▸ **Direction**
Show every line in the entries below where the word "text" appears.

Collection entries
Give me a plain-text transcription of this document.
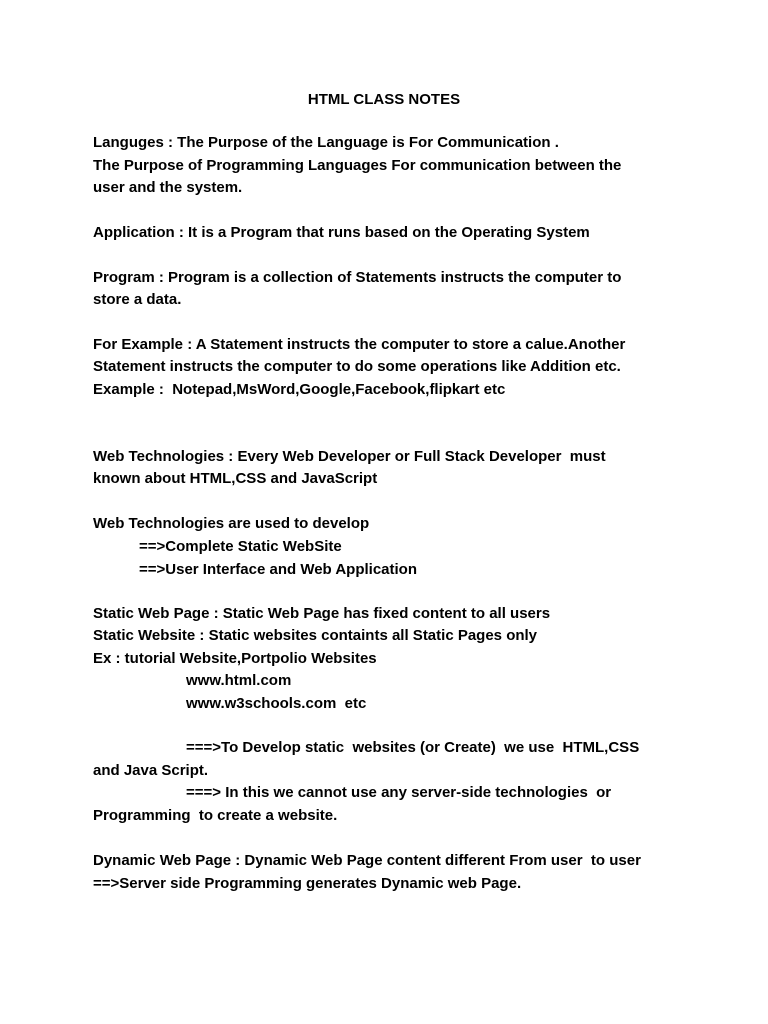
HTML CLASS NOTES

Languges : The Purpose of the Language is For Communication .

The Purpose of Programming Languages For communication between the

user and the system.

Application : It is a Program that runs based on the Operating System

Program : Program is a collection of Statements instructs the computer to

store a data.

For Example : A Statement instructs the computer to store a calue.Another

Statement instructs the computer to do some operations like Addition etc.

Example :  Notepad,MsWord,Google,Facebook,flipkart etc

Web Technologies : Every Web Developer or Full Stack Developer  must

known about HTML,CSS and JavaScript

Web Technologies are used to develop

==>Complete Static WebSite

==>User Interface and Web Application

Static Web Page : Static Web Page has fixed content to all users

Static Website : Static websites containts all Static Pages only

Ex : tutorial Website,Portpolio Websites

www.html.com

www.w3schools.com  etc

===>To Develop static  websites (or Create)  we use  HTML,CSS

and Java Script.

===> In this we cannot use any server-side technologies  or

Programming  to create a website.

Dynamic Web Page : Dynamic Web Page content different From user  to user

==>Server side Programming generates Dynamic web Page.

--

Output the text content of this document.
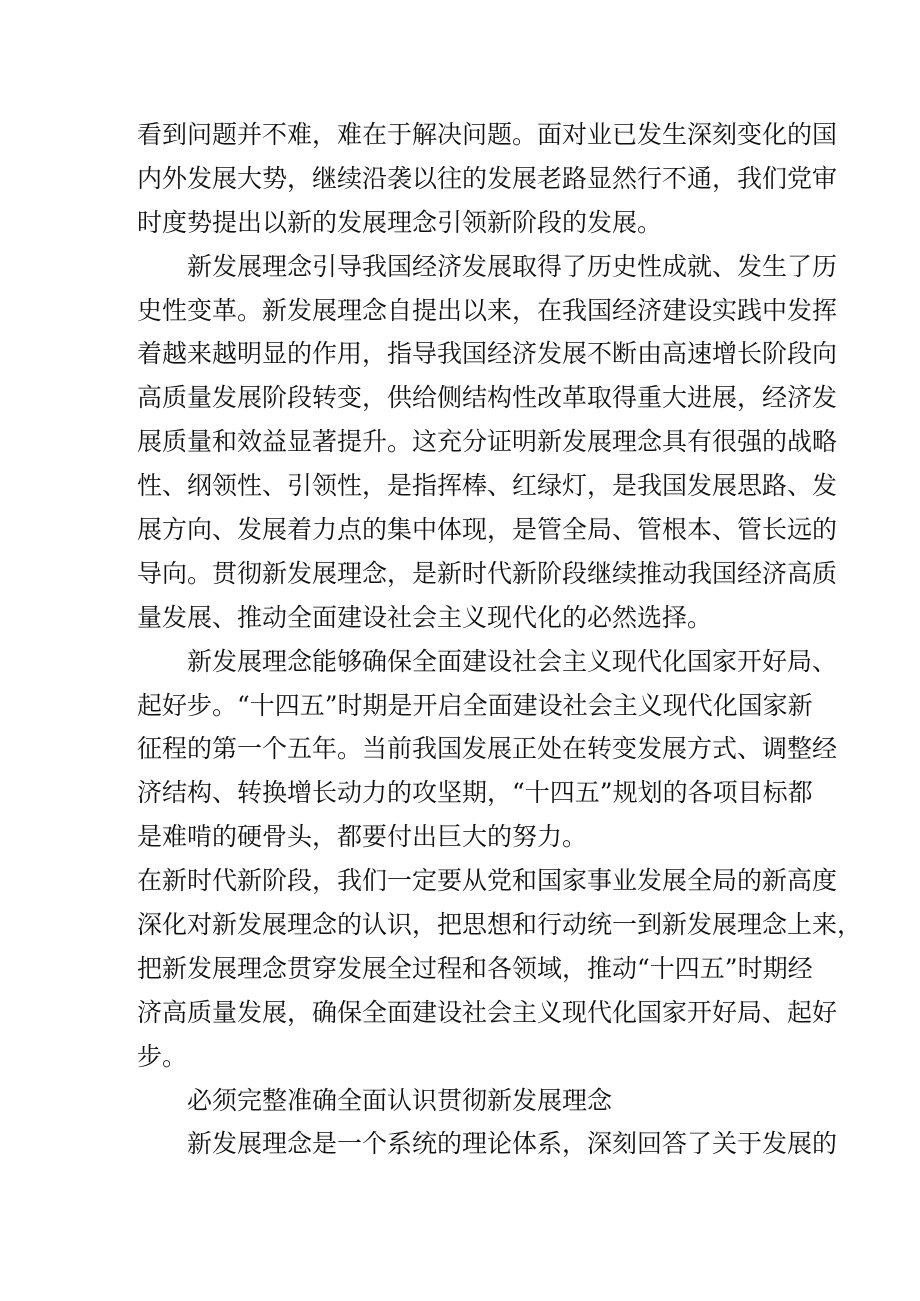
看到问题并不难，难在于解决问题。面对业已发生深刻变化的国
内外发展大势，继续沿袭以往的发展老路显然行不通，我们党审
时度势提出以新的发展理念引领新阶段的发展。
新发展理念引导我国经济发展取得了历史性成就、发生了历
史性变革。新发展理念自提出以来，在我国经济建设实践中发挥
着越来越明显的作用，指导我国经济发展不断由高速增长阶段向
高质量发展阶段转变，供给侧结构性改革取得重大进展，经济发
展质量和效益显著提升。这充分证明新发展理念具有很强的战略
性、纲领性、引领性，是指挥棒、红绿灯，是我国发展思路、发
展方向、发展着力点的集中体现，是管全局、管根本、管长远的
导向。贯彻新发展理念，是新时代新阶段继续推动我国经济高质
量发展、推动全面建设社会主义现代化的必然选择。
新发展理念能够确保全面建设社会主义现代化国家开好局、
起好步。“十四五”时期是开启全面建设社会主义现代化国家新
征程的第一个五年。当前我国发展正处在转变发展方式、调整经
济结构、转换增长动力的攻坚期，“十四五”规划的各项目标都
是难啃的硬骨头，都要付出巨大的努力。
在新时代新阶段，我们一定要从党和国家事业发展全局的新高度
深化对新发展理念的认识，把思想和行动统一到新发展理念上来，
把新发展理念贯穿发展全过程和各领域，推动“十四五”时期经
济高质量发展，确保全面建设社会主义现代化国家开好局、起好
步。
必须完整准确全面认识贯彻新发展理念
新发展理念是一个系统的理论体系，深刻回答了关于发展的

▸ **Answer below**
Give me a plain-text transcription of this document.
Output the text content of this document.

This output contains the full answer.